The records start

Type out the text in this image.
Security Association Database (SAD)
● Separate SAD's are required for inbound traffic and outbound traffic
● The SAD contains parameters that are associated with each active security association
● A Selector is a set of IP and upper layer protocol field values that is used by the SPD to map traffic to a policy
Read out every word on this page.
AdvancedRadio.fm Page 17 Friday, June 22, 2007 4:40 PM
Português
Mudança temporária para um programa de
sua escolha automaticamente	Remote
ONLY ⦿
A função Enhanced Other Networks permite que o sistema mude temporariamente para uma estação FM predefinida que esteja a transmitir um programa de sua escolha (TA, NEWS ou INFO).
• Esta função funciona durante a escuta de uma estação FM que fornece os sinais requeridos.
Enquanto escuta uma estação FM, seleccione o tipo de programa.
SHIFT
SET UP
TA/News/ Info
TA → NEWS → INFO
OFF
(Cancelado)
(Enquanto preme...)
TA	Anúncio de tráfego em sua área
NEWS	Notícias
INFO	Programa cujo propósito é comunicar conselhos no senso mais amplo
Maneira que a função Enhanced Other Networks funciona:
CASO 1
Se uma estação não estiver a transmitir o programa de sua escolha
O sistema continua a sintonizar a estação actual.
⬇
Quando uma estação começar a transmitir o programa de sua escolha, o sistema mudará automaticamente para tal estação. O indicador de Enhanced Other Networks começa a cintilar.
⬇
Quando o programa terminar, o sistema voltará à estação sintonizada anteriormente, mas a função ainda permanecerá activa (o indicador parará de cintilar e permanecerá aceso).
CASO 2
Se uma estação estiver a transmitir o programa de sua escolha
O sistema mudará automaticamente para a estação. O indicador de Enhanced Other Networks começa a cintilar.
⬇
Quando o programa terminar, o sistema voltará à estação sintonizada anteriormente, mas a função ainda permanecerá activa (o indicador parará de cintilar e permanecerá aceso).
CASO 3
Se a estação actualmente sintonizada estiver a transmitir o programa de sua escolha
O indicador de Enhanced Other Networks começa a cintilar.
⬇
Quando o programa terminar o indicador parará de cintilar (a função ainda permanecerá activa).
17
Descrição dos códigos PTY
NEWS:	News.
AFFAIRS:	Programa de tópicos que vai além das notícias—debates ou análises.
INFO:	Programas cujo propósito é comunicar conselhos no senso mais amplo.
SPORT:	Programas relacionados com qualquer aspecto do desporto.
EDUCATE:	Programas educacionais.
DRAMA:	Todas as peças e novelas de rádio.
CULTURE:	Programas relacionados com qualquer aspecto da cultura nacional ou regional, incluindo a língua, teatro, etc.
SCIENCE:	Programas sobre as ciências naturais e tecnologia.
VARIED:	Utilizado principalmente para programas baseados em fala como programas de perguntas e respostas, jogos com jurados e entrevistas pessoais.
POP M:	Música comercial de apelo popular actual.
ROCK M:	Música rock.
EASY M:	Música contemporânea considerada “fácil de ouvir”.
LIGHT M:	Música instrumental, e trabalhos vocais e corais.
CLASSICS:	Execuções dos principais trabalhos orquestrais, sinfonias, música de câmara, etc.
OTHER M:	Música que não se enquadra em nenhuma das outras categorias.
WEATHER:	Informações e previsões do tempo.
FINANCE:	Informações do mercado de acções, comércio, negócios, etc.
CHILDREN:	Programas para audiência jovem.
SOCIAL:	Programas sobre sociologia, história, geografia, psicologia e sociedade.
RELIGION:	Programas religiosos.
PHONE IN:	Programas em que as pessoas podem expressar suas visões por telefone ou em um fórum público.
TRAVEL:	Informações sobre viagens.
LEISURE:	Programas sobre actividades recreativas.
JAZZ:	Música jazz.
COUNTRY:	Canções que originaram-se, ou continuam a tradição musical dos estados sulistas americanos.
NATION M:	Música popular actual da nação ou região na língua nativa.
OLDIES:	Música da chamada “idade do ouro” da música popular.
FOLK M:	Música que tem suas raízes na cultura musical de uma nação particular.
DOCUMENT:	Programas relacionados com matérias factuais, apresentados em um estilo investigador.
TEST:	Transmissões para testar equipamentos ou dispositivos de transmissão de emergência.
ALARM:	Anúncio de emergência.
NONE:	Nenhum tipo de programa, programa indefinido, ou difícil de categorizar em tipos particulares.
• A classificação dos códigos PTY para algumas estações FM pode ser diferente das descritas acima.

The records end

What is asked: Using the records above, pull out each line where the word "estação" occurs.

Written solution:
A função Enhanced Other Networks permite que o sistema mude temporariamente para uma estação FM predefinida que esteja a transmitir um programa de sua escolha (TA, NEWS ou INFO).
• Esta função funciona durante a escuta de uma estação FM que fornece os sinais requeridos.
Enquanto escuta uma estação FM, seleccione o tipo de programa.
Se uma estação não estiver a transmitir o programa de sua escolha
O sistema continua a sintonizar a estação actual.
Quando uma estação começar a transmitir o programa de sua escolha, o sistema mudará automaticamente para tal estação. O indicador de Enhanced Other Networks começa a cintilar.
Quando o programa terminar, o sistema voltará à estação sintonizada anteriormente, mas a função ainda permanecerá activa (o indicador parará de cintilar e permanecerá aceso).
Se uma estação estiver a transmitir o programa de sua escolha
O sistema mudará automaticamente para a estação. O indicador de Enhanced Other Networks começa a cintilar.
Quando o programa terminar, o sistema voltará à estação sintonizada anteriormente, mas a função ainda permanecerá activa (o indicador parará de cintilar e permanecerá aceso).
Se a estação actualmente sintonizada estiver a transmitir o programa de sua escolha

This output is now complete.